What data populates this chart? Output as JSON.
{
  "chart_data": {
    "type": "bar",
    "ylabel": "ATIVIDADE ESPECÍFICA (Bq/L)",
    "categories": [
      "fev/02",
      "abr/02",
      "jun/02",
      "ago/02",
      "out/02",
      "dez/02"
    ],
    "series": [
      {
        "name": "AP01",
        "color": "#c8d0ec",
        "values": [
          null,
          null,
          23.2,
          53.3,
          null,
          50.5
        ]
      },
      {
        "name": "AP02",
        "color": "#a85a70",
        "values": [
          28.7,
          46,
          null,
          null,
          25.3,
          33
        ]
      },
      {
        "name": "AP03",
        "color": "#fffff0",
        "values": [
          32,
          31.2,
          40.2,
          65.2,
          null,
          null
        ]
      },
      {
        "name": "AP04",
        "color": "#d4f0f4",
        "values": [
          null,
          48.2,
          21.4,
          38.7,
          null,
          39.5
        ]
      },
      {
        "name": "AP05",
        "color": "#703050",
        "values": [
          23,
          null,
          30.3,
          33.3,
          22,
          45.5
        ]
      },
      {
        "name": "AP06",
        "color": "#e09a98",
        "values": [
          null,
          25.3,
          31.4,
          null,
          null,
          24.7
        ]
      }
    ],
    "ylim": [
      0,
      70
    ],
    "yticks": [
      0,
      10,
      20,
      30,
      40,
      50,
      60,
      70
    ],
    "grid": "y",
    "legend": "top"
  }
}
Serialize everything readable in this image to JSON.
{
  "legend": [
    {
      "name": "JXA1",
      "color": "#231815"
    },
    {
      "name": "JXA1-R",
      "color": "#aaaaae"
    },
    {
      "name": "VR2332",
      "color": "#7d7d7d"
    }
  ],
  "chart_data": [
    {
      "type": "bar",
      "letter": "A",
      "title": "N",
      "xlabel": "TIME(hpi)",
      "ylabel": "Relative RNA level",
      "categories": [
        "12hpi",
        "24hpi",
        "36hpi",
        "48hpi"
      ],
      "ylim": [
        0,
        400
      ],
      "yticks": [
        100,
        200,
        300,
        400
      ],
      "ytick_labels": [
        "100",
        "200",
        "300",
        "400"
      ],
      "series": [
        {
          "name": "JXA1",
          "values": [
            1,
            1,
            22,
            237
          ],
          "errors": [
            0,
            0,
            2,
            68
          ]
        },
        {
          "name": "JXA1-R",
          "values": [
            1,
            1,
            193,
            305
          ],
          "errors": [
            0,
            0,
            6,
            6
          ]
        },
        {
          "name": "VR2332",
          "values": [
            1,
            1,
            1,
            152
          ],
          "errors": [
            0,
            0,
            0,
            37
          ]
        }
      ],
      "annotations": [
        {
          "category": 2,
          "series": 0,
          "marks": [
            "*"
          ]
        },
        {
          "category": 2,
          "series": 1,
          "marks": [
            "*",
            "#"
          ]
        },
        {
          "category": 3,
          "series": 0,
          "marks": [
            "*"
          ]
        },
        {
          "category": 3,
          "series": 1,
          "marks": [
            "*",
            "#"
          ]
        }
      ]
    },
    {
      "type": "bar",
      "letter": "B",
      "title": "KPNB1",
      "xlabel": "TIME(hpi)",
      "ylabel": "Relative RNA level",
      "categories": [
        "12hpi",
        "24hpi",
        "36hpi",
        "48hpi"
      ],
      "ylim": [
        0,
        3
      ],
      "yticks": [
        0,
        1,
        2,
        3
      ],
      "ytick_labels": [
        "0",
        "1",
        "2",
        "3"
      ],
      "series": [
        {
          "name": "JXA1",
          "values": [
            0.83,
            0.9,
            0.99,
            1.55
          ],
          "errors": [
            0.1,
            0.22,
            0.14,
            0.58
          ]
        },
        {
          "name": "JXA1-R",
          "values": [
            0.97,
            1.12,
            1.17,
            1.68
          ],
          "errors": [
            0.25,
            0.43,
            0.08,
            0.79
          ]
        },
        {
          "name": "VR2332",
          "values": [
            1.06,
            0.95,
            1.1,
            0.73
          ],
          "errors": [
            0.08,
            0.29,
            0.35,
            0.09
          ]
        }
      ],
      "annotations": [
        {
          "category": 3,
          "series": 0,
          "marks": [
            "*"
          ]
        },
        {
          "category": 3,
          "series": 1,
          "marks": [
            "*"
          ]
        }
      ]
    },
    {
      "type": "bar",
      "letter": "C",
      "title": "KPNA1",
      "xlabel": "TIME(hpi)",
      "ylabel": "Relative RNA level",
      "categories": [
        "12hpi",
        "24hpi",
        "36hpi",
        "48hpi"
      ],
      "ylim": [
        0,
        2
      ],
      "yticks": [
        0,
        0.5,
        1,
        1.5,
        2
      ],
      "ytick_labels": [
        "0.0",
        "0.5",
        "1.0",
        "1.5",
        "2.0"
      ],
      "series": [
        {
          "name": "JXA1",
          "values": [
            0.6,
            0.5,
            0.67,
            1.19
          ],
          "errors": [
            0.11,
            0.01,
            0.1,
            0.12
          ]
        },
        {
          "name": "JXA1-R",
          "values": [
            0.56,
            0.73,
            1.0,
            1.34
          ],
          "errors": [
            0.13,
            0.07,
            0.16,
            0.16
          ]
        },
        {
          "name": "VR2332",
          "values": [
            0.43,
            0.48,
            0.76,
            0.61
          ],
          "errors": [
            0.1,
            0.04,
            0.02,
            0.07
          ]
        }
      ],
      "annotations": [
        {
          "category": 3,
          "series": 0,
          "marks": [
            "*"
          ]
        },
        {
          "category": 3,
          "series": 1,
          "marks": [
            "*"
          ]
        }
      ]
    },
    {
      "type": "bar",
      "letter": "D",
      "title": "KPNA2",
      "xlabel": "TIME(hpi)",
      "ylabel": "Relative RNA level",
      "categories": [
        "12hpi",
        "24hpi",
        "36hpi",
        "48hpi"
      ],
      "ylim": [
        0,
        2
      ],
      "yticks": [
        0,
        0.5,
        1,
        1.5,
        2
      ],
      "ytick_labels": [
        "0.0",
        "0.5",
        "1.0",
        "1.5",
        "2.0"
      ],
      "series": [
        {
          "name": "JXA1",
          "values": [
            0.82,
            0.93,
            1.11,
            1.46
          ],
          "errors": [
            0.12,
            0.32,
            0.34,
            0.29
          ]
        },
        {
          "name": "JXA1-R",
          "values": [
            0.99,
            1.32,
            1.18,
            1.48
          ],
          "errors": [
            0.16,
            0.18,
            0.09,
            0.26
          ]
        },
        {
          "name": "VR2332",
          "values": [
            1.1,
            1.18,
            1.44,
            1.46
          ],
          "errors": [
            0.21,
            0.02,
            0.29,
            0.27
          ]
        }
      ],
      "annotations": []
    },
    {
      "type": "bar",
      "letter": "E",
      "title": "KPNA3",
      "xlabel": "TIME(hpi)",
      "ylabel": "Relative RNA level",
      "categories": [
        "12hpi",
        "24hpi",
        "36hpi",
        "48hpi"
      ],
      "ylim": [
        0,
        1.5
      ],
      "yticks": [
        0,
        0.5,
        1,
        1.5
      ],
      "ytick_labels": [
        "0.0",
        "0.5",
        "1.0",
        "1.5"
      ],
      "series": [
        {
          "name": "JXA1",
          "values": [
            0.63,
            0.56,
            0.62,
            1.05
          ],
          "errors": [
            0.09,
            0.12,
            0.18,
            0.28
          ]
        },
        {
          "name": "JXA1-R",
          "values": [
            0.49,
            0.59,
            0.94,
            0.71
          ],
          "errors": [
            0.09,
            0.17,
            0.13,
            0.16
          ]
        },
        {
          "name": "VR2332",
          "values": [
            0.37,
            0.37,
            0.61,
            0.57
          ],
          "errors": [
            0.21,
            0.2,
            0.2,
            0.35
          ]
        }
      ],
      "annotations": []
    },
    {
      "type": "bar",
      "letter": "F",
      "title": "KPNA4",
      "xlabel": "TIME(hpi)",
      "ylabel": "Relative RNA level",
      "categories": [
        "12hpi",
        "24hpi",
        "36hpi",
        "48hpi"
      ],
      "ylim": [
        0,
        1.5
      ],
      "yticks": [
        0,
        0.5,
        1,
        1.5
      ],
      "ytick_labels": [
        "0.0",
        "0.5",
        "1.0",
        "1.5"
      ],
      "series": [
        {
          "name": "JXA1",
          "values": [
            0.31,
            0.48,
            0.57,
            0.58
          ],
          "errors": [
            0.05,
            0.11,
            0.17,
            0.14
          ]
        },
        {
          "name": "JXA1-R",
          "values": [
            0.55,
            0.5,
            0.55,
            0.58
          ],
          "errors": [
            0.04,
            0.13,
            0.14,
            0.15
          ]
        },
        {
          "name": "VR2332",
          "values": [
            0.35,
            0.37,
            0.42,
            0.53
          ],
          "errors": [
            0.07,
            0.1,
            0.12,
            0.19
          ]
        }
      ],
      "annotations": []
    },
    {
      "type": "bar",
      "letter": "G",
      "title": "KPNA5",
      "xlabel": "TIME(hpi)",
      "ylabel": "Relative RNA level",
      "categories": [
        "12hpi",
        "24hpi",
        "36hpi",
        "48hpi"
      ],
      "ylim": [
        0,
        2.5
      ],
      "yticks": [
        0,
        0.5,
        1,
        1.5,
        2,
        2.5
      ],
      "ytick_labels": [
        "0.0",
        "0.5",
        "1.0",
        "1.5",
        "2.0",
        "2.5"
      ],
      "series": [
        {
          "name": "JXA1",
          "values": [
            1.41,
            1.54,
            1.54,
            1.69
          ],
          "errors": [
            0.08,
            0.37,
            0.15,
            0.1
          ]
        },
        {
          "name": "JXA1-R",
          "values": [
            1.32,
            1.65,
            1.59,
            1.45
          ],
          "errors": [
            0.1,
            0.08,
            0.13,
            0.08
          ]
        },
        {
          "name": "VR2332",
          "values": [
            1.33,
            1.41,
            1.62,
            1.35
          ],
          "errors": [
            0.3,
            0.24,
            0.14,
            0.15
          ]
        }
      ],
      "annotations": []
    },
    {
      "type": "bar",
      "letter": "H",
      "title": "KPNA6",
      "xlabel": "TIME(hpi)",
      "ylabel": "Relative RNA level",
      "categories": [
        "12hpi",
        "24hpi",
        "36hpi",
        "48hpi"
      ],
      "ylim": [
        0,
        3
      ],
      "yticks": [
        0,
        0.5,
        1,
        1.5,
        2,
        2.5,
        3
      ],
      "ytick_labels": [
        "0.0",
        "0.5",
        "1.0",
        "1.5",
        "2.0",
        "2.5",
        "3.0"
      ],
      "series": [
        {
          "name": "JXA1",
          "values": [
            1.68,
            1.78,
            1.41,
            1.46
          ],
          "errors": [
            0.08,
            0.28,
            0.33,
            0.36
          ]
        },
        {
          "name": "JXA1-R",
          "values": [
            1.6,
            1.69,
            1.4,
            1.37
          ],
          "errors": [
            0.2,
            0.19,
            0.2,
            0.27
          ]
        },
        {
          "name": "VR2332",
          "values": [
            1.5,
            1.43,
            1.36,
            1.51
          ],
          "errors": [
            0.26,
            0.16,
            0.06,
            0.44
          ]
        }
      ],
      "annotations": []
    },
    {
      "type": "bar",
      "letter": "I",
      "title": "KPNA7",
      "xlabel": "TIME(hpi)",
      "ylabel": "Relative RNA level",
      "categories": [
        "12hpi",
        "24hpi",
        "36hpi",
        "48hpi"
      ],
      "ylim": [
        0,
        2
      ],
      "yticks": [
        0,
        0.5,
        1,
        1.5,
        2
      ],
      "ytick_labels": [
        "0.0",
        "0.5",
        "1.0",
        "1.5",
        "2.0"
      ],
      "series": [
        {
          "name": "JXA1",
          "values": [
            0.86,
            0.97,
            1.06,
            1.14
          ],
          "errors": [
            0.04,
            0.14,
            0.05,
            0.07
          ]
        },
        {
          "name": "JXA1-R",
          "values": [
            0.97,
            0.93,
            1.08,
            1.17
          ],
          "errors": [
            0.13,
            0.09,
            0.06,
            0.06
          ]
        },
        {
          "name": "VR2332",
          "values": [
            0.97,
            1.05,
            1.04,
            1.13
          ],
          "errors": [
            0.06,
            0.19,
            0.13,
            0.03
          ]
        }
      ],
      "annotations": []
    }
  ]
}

-=-=-

Within the entries above, work out how many lines contain the word "title". The number alone is the answer.

▸ **THE RESPONSE**
9